▶ **Materials provided**
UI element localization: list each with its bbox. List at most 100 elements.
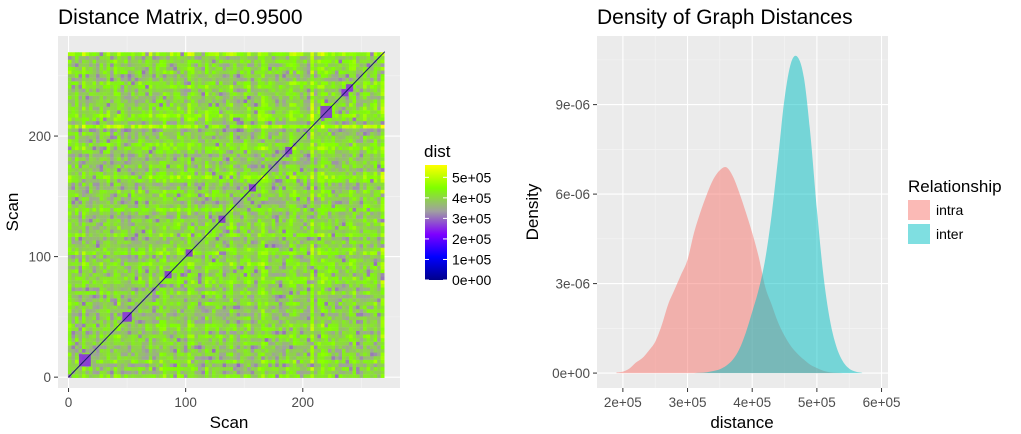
heatmap-cell: [103, 283, 107, 288]
heatmap-cell: [145, 370, 150, 375]
heatmap-cell: [99, 374, 104, 378]
heatmap-cell: [212, 276, 216, 281]
heatmap-cell: [85, 135, 90, 140]
heatmap-cell: [99, 290, 104, 295]
heatmap-cell: [219, 120, 223, 125]
heatmap-cell: [233, 319, 237, 324]
heatmap-cell: [141, 193, 146, 198]
heatmap-cell: [183, 113, 188, 118]
heatmap-cell: [103, 92, 107, 96]
heatmap-cell: [169, 149, 174, 154]
heatmap-cell: [159, 66, 164, 71]
heatmap-cell: [257, 139, 262, 143]
heatmap-cell: [162, 370, 167, 375]
heatmap-cell: [159, 106, 164, 111]
heatmap-cell: [96, 352, 100, 357]
heatmap-cell: [127, 113, 132, 118]
heatmap-cell: [180, 301, 185, 306]
heatmap-cell: [74, 204, 79, 208]
heatmap-cell: [219, 63, 223, 67]
heatmap-cell: [152, 327, 157, 331]
heatmap-cell: [85, 102, 90, 107]
heatmap-cell: [201, 135, 206, 140]
heatmap-cell: [145, 225, 150, 230]
heatmap-cell: [92, 120, 97, 125]
heatmap-cell: [236, 323, 241, 328]
heatmap-cell: [152, 348, 157, 353]
heatmap-cell: [103, 120, 107, 125]
heatmap-cell: [190, 258, 195, 263]
heatmap-cell: [190, 283, 195, 288]
heatmap-cell: [138, 254, 143, 259]
heatmap-cell: [106, 276, 111, 281]
heatmap-cell: [159, 204, 164, 208]
heatmap-cell: [92, 327, 97, 331]
heatmap-cell: [141, 236, 146, 241]
heatmap-cell: [176, 95, 181, 100]
heatmap-cell: [124, 117, 128, 122]
heatmap-cell: [134, 218, 139, 223]
heatmap-cell: [85, 287, 90, 292]
heatmap-cell: [162, 218, 167, 223]
heatmap-cell: [222, 84, 227, 89]
heatmap-cell: [89, 236, 93, 241]
heatmap-cell: [173, 301, 178, 306]
heatmap-cell: [166, 168, 171, 172]
heatmap-cell: [159, 269, 164, 274]
heatmap-cell: [243, 189, 248, 194]
heatmap-cell: [152, 352, 157, 357]
heatmap-cell: [85, 168, 90, 172]
heatmap-cell: [113, 52, 118, 57]
heatmap-cell: [219, 106, 223, 111]
heatmap-cell: [106, 356, 111, 360]
heatmap-cell: [99, 312, 104, 317]
heatmap-cell: [190, 330, 195, 335]
heatmap-cell: [120, 218, 125, 223]
heatmap-cell: [183, 124, 188, 129]
heatmap-cell: [229, 106, 234, 111]
heatmap-cell: [74, 287, 79, 292]
heatmap-cell: [152, 356, 157, 360]
heatmap-cell: [190, 211, 195, 216]
heatmap-cell: [180, 207, 185, 212]
heatmap-cell: [173, 222, 178, 227]
heatmap-cell: [261, 370, 266, 375]
heatmap-cell: [145, 157, 150, 161]
heatmap-cell: [222, 153, 227, 158]
heatmap-cell: [243, 153, 248, 158]
heatmap-cell: [212, 218, 216, 223]
heatmap-cell: [99, 186, 104, 190]
heatmap-cell: [222, 175, 227, 180]
heatmap-cell: [197, 312, 202, 317]
heatmap-cell: [138, 215, 143, 219]
heatmap-cell: [257, 106, 262, 111]
heatmap-cell: [233, 106, 237, 111]
heatmap-cell: [169, 175, 174, 180]
heatmap-cell: [162, 309, 167, 313]
heatmap-cell: [208, 117, 213, 122]
heatmap-cell: [247, 265, 251, 270]
heatmap-cell: [233, 345, 237, 350]
heatmap-cell: [201, 356, 206, 360]
heatmap-cell: [131, 59, 136, 64]
heatmap-cell: [208, 200, 213, 205]
heatmap-cell: [134, 319, 139, 324]
heatmap-cell: [250, 63, 255, 67]
heatmap-cell: [257, 168, 262, 172]
heatmap-cell: [183, 153, 188, 158]
heatmap-cell: [173, 247, 178, 252]
heatmap-cell: [215, 327, 220, 331]
heatmap-cell: [236, 312, 241, 317]
heatmap-cell: [233, 186, 237, 190]
heatmap-cell: [117, 124, 121, 129]
heatmap-cell: [159, 272, 164, 277]
heatmap-cell: [67, 280, 72, 284]
heatmap-cell: [110, 254, 114, 259]
heatmap-cell: [233, 294, 237, 299]
heatmap-cell: [145, 193, 150, 198]
heatmap-cell: [222, 110, 227, 114]
heatmap-cell: [201, 218, 206, 223]
heatmap-cell: [204, 168, 209, 172]
heatmap-cell: [169, 309, 174, 313]
heatmap-cell: [250, 363, 255, 368]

▶ **The exercise**
Rewrite these lines, substituting "bounding box" for every occurrence of "bbox" and keeping everything else the same. Leave out the picture.

▶ **Solution for this exercise**
UI element localization: list each with its bounding box. List at most 100 elements.
heatmap-cell: [103, 283, 107, 288]
heatmap-cell: [145, 370, 150, 375]
heatmap-cell: [99, 374, 104, 378]
heatmap-cell: [212, 276, 216, 281]
heatmap-cell: [85, 135, 90, 140]
heatmap-cell: [99, 290, 104, 295]
heatmap-cell: [219, 120, 223, 125]
heatmap-cell: [233, 319, 237, 324]
heatmap-cell: [141, 193, 146, 198]
heatmap-cell: [183, 113, 188, 118]
heatmap-cell: [103, 92, 107, 96]
heatmap-cell: [169, 149, 174, 154]
heatmap-cell: [159, 66, 164, 71]
heatmap-cell: [257, 139, 262, 143]
heatmap-cell: [162, 370, 167, 375]
heatmap-cell: [159, 106, 164, 111]
heatmap-cell: [96, 352, 100, 357]
heatmap-cell: [127, 113, 132, 118]
heatmap-cell: [180, 301, 185, 306]
heatmap-cell: [74, 204, 79, 208]
heatmap-cell: [219, 63, 223, 67]
heatmap-cell: [152, 327, 157, 331]
heatmap-cell: [85, 102, 90, 107]
heatmap-cell: [201, 135, 206, 140]
heatmap-cell: [145, 225, 150, 230]
heatmap-cell: [92, 120, 97, 125]
heatmap-cell: [236, 323, 241, 328]
heatmap-cell: [152, 348, 157, 353]
heatmap-cell: [103, 120, 107, 125]
heatmap-cell: [190, 258, 195, 263]
heatmap-cell: [190, 283, 195, 288]
heatmap-cell: [138, 254, 143, 259]
heatmap-cell: [106, 276, 111, 281]
heatmap-cell: [159, 204, 164, 208]
heatmap-cell: [92, 327, 97, 331]
heatmap-cell: [141, 236, 146, 241]
heatmap-cell: [176, 95, 181, 100]
heatmap-cell: [124, 117, 128, 122]
heatmap-cell: [134, 218, 139, 223]
heatmap-cell: [85, 287, 90, 292]
heatmap-cell: [162, 218, 167, 223]
heatmap-cell: [222, 84, 227, 89]
heatmap-cell: [89, 236, 93, 241]
heatmap-cell: [173, 301, 178, 306]
heatmap-cell: [166, 168, 171, 172]
heatmap-cell: [159, 269, 164, 274]
heatmap-cell: [243, 189, 248, 194]
heatmap-cell: [152, 352, 157, 357]
heatmap-cell: [85, 168, 90, 172]
heatmap-cell: [113, 52, 118, 57]
heatmap-cell: [219, 106, 223, 111]
heatmap-cell: [106, 356, 111, 360]
heatmap-cell: [99, 312, 104, 317]
heatmap-cell: [190, 330, 195, 335]
heatmap-cell: [120, 218, 125, 223]
heatmap-cell: [183, 124, 188, 129]
heatmap-cell: [229, 106, 234, 111]
heatmap-cell: [74, 287, 79, 292]
heatmap-cell: [152, 356, 157, 360]
heatmap-cell: [190, 211, 195, 216]
heatmap-cell: [180, 207, 185, 212]
heatmap-cell: [173, 222, 178, 227]
heatmap-cell: [261, 370, 266, 375]
heatmap-cell: [145, 157, 150, 161]
heatmap-cell: [222, 153, 227, 158]
heatmap-cell: [243, 153, 248, 158]
heatmap-cell: [212, 218, 216, 223]
heatmap-cell: [99, 186, 104, 190]
heatmap-cell: [222, 175, 227, 180]
heatmap-cell: [197, 312, 202, 317]
heatmap-cell: [138, 215, 143, 219]
heatmap-cell: [257, 106, 262, 111]
heatmap-cell: [233, 106, 237, 111]
heatmap-cell: [169, 175, 174, 180]
heatmap-cell: [162, 309, 167, 313]
heatmap-cell: [208, 117, 213, 122]
heatmap-cell: [247, 265, 251, 270]
heatmap-cell: [233, 345, 237, 350]
heatmap-cell: [201, 356, 206, 360]
heatmap-cell: [131, 59, 136, 64]
heatmap-cell: [208, 200, 213, 205]
heatmap-cell: [134, 319, 139, 324]
heatmap-cell: [250, 63, 255, 67]
heatmap-cell: [257, 168, 262, 172]
heatmap-cell: [183, 153, 188, 158]
heatmap-cell: [173, 247, 178, 252]
heatmap-cell: [215, 327, 220, 331]
heatmap-cell: [236, 312, 241, 317]
heatmap-cell: [233, 186, 237, 190]
heatmap-cell: [117, 124, 121, 129]
heatmap-cell: [159, 272, 164, 277]
heatmap-cell: [67, 280, 72, 284]
heatmap-cell: [110, 254, 114, 259]
heatmap-cell: [233, 294, 237, 299]
heatmap-cell: [145, 193, 150, 198]
heatmap-cell: [222, 110, 227, 114]
heatmap-cell: [201, 218, 206, 223]
heatmap-cell: [204, 168, 209, 172]
heatmap-cell: [169, 309, 174, 313]
heatmap-cell: [250, 363, 255, 368]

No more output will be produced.